Entries:
[START]

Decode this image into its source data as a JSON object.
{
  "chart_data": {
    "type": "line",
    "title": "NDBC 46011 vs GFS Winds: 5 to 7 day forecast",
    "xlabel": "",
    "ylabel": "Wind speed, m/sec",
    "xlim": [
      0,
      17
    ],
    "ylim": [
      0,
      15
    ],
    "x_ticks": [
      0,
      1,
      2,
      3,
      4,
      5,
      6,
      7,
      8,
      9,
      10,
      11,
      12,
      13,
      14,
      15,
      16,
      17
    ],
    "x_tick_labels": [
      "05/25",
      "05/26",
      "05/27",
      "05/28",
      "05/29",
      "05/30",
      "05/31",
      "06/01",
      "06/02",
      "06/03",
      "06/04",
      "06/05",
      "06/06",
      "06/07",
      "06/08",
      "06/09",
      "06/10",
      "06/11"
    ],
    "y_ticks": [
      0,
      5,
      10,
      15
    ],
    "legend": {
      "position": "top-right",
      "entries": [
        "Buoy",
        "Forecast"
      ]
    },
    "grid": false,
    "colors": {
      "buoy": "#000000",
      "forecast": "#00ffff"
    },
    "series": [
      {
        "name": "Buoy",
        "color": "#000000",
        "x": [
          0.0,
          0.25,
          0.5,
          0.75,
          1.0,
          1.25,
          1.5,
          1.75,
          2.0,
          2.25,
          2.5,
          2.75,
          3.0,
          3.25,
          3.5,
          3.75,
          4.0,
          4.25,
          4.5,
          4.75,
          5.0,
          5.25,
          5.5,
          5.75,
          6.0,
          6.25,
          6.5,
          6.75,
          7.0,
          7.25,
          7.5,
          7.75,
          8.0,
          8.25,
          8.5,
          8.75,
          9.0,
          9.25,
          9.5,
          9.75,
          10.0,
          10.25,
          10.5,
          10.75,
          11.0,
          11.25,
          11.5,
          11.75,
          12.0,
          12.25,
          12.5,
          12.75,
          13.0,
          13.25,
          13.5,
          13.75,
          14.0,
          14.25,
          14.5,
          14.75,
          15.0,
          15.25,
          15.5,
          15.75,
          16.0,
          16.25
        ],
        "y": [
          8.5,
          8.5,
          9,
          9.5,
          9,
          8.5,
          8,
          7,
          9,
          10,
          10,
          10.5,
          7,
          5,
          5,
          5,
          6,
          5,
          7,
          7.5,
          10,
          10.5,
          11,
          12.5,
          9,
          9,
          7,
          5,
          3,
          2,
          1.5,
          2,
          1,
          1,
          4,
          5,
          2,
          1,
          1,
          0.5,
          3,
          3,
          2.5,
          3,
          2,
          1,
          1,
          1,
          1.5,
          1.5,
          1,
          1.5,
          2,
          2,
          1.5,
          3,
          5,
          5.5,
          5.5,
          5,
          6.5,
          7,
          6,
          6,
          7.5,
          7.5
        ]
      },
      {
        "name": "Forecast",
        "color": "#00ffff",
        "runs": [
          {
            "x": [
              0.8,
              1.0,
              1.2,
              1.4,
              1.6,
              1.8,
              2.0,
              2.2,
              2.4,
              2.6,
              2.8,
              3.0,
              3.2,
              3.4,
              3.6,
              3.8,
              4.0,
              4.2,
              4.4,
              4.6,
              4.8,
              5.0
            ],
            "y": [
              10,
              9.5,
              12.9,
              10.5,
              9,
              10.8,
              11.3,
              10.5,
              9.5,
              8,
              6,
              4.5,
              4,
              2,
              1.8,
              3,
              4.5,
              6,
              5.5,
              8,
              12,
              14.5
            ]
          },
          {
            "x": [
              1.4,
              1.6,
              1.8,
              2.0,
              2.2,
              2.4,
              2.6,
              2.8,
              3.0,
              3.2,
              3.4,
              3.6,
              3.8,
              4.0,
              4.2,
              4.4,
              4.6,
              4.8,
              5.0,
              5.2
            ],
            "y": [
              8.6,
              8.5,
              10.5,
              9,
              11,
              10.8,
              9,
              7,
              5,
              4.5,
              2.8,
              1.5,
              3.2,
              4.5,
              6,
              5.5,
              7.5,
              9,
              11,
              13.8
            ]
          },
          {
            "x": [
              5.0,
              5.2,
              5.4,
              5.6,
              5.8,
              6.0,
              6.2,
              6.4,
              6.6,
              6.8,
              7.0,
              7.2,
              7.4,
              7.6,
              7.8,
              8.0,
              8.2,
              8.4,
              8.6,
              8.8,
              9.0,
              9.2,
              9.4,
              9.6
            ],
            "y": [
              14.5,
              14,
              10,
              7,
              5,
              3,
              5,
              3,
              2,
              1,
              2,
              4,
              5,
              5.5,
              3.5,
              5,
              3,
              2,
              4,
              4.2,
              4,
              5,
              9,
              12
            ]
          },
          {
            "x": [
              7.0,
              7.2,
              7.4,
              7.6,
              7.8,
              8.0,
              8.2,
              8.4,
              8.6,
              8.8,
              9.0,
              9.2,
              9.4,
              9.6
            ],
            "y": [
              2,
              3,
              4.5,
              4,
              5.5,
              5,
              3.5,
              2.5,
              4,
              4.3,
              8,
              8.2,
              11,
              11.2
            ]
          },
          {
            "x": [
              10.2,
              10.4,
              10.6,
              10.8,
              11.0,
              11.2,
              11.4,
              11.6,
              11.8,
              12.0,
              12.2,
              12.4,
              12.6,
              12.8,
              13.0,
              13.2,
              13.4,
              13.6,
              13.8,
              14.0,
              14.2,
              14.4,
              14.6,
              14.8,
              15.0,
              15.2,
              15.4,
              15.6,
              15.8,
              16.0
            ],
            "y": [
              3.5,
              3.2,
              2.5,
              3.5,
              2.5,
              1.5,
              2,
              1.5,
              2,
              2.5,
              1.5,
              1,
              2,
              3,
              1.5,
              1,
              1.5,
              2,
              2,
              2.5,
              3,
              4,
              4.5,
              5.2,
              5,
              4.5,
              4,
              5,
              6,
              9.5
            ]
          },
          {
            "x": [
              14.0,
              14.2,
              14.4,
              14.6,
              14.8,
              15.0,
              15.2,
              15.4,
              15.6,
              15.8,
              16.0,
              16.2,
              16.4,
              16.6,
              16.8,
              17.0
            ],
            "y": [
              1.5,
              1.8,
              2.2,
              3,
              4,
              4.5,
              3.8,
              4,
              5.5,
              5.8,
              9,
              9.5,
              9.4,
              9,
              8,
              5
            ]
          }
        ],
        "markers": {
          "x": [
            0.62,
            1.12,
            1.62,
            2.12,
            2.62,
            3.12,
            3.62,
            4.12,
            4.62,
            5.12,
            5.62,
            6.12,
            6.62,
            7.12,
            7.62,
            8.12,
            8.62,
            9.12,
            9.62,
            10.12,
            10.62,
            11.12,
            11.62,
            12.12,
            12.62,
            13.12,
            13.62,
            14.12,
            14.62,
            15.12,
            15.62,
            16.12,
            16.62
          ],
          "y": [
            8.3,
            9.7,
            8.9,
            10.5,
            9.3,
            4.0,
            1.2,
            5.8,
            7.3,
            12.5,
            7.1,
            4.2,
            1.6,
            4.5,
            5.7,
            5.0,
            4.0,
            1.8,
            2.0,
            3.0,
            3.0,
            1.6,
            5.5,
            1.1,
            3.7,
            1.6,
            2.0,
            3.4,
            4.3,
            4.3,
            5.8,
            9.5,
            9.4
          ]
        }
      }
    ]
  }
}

[END]

Stated task: Reproduce each record shown above without altering a single word.

Exercise result:
Decode this image into its source data as a JSON object.
{
  "chart_data": {
    "type": "line",
    "title": "NDBC 46011 vs GFS Winds: 5 to 7 day forecast",
    "xlabel": "",
    "ylabel": "Wind speed, m/sec",
    "xlim": [
      0,
      17
    ],
    "ylim": [
      0,
      15
    ],
    "x_ticks": [
      0,
      1,
      2,
      3,
      4,
      5,
      6,
      7,
      8,
      9,
      10,
      11,
      12,
      13,
      14,
      15,
      16,
      17
    ],
    "x_tick_labels": [
      "05/25",
      "05/26",
      "05/27",
      "05/28",
      "05/29",
      "05/30",
      "05/31",
      "06/01",
      "06/02",
      "06/03",
      "06/04",
      "06/05",
      "06/06",
      "06/07",
      "06/08",
      "06/09",
      "06/10",
      "06/11"
    ],
    "y_ticks": [
      0,
      5,
      10,
      15
    ],
    "legend": {
      "position": "top-right",
      "entries": [
        "Buoy",
        "Forecast"
      ]
    },
    "grid": false,
    "colors": {
      "buoy": "#000000",
      "forecast": "#00ffff"
    },
    "series": [
      {
        "name": "Buoy",
        "color": "#000000",
        "x": [
          0.0,
          0.25,
          0.5,
          0.75,
          1.0,
          1.25,
          1.5,
          1.75,
          2.0,
          2.25,
          2.5,
          2.75,
          3.0,
          3.25,
          3.5,
          3.75,
          4.0,
          4.25,
          4.5,
          4.75,
          5.0,
          5.25,
          5.5,
          5.75,
          6.0,
          6.25,
          6.5,
          6.75,
          7.0,
          7.25,
          7.5,
          7.75,
          8.0,
          8.25,
          8.5,
          8.75,
          9.0,
          9.25,
          9.5,
          9.75,
          10.0,
          10.25,
          10.5,
          10.75,
          11.0,
          11.25,
          11.5,
          11.75,
          12.0,
          12.25,
          12.5,
          12.75,
          13.0,
          13.25,
          13.5,
          13.75,
          14.0,
          14.25,
          14.5,
          14.75,
          15.0,
          15.25,
          15.5,
          15.75,
          16.0,
          16.25
        ],
        "y": [
          8.5,
          8.5,
          9,
          9.5,
          9,
          8.5,
          8,
          7,
          9,
          10,
          10,
          10.5,
          7,
          5,
          5,
          5,
          6,
          5,
          7,
          7.5,
          10,
          10.5,
          11,
          12.5,
          9,
          9,
          7,
          5,
          3,
          2,
          1.5,
          2,
          1,
          1,
          4,
          5,
          2,
          1,
          1,
          0.5,
          3,
          3,
          2.5,
          3,
          2,
          1,
          1,
          1,
          1.5,
          1.5,
          1,
          1.5,
          2,
          2,
          1.5,
          3,
          5,
          5.5,
          5.5,
          5,
          6.5,
          7,
          6,
          6,
          7.5,
          7.5
        ]
      },
      {
        "name": "Forecast",
        "color": "#00ffff",
        "runs": [
          {
            "x": [
              0.8,
              1.0,
              1.2,
              1.4,
              1.6,
              1.8,
              2.0,
              2.2,
              2.4,
              2.6,
              2.8,
              3.0,
              3.2,
              3.4,
              3.6,
              3.8,
              4.0,
              4.2,
              4.4,
              4.6,
              4.8,
              5.0
            ],
            "y": [
              10,
              9.5,
              12.9,
              10.5,
              9,
              10.8,
              11.3,
              10.5,
              9.5,
              8,
              6,
              4.5,
              4,
              2,
              1.8,
              3,
              4.5,
              6,
              5.5,
              8,
              12,
              14.5
            ]
          },
          {
            "x": [
              1.4,
              1.6,
              1.8,
              2.0,
              2.2,
              2.4,
              2.6,
              2.8,
              3.0,
              3.2,
              3.4,
              3.6,
              3.8,
              4.0,
              4.2,
              4.4,
              4.6,
              4.8,
              5.0,
              5.2
            ],
            "y": [
              8.6,
              8.5,
              10.5,
              9,
              11,
              10.8,
              9,
              7,
              5,
              4.5,
              2.8,
              1.5,
              3.2,
              4.5,
              6,
              5.5,
              7.5,
              9,
              11,
              13.8
            ]
          },
          {
            "x": [
              5.0,
              5.2,
              5.4,
              5.6,
              5.8,
              6.0,
              6.2,
              6.4,
              6.6,
              6.8,
              7.0,
              7.2,
              7.4,
              7.6,
              7.8,
              8.0,
              8.2,
              8.4,
              8.6,
              8.8,
              9.0,
              9.2,
              9.4,
              9.6
            ],
            "y": [
              14.5,
              14,
              10,
              7,
              5,
              3,
              5,
              3,
              2,
              1,
              2,
              4,
              5,
              5.5,
              3.5,
              5,
              3,
              2,
              4,
              4.2,
              4,
              5,
              9,
              12
            ]
          },
          {
            "x": [
              7.0,
              7.2,
              7.4,
              7.6,
              7.8,
              8.0,
              8.2,
              8.4,
              8.6,
              8.8,
              9.0,
              9.2,
              9.4,
              9.6
            ],
            "y": [
              2,
              3,
              4.5,
              4,
              5.5,
              5,
              3.5,
              2.5,
              4,
              4.3,
              8,
              8.2,
              11,
              11.2
            ]
          },
          {
            "x": [
              10.2,
              10.4,
              10.6,
              10.8,
              11.0,
              11.2,
              11.4,
              11.6,
              11.8,
              12.0,
              12.2,
              12.4,
              12.6,
              12.8,
              13.0,
              13.2,
              13.4,
              13.6,
              13.8,
              14.0,
              14.2,
              14.4,
              14.6,
              14.8,
              15.0,
              15.2,
              15.4,
              15.6,
              15.8,
              16.0
            ],
            "y": [
              3.5,
              3.2,
              2.5,
              3.5,
              2.5,
              1.5,
              2,
              1.5,
              2,
              2.5,
              1.5,
              1,
              2,
              3,
              1.5,
              1,
              1.5,
              2,
              2,
              2.5,
              3,
              4,
              4.5,
              5.2,
              5,
              4.5,
              4,
              5,
              6,
              9.5
            ]
          },
          {
            "x": [
              14.0,
              14.2,
              14.4,
              14.6,
              14.8,
              15.0,
              15.2,
              15.4,
              15.6,
              15.8,
              16.0,
              16.2,
              16.4,
              16.6,
              16.8,
              17.0
            ],
            "y": [
              1.5,
              1.8,
              2.2,
              3,
              4,
              4.5,
              3.8,
              4,
              5.5,
              5.8,
              9,
              9.5,
              9.4,
              9,
              8,
              5
            ]
          }
        ],
        "markers": {
          "x": [
            0.62,
            1.12,
            1.62,
            2.12,
            2.62,
            3.12,
            3.62,
            4.12,
            4.62,
            5.12,
            5.62,
            6.12,
            6.62,
            7.12,
            7.62,
            8.12,
            8.62,
            9.12,
            9.62,
            10.12,
            10.62,
            11.12,
            11.62,
            12.12,
            12.62,
            13.12,
            13.62,
            14.12,
            14.62,
            15.12,
            15.62,
            16.12,
            16.62
          ],
          "y": [
            8.3,
            9.7,
            8.9,
            10.5,
            9.3,
            4.0,
            1.2,
            5.8,
            7.3,
            12.5,
            7.1,
            4.2,
            1.6,
            4.5,
            5.7,
            5.0,
            4.0,
            1.8,
            2.0,
            3.0,
            3.0,
            1.6,
            5.5,
            1.1,
            3.7,
            1.6,
            2.0,
            3.4,
            4.3,
            4.3,
            5.8,
            9.5,
            9.4
          ]
        }
      }
    ]
  }
}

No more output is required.